EXERCISE OBJECTIVE> The listing below should be written out exactly; please include all of it.

(Extracted records)
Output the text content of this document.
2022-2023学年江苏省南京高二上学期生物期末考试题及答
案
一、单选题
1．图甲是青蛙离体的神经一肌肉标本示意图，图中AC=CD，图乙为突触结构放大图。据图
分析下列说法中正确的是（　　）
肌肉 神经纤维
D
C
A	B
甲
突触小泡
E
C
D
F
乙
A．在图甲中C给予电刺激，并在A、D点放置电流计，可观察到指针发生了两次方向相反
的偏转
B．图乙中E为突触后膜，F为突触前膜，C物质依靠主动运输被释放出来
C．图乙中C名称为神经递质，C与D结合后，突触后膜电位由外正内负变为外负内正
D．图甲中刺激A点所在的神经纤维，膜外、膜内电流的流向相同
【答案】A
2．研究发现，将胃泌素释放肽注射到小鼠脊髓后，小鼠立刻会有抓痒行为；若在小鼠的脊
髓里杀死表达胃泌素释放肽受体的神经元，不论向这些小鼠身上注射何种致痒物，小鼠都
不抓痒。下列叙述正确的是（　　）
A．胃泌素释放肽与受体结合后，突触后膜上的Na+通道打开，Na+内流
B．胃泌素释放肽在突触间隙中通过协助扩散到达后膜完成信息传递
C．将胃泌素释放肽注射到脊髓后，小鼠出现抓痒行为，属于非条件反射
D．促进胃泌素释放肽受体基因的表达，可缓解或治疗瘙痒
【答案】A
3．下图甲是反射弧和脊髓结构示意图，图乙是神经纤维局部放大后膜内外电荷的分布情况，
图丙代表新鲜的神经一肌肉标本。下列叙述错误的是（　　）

ANSWER TO THE PROBLEM>
Output the text content of this document.
2022-2023学年江苏省南京高二上学期生物期末考试题及答
案
一、单选题
1．图甲是青蛙离体的神经一肌肉标本示意图，图中AC=CD，图乙为突触结构放大图。据图
分析下列说法中正确的是（　　）
肌肉 神经纤维
D
C
A	B
甲
突触小泡
E
C
D
F
乙
A．在图甲中C给予电刺激，并在A、D点放置电流计，可观察到指针发生了两次方向相反
的偏转
B．图乙中E为突触后膜，F为突触前膜，C物质依靠主动运输被释放出来
C．图乙中C名称为神经递质，C与D结合后，突触后膜电位由外正内负变为外负内正
D．图甲中刺激A点所在的神经纤维，膜外、膜内电流的流向相同
【答案】A
2．研究发现，将胃泌素释放肽注射到小鼠脊髓后，小鼠立刻会有抓痒行为；若在小鼠的脊
髓里杀死表达胃泌素释放肽受体的神经元，不论向这些小鼠身上注射何种致痒物，小鼠都
不抓痒。下列叙述正确的是（　　）
A．胃泌素释放肽与受体结合后，突触后膜上的Na+通道打开，Na+内流
B．胃泌素释放肽在突触间隙中通过协助扩散到达后膜完成信息传递
C．将胃泌素释放肽注射到脊髓后，小鼠出现抓痒行为，属于非条件反射
D．促进胃泌素释放肽受体基因的表达，可缓解或治疗瘙痒
【答案】A
3．下图甲是反射弧和脊髓结构示意图，图乙是神经纤维局部放大后膜内外电荷的分布情况，
图丙代表新鲜的神经一肌肉标本。下列叙述错误的是（　　）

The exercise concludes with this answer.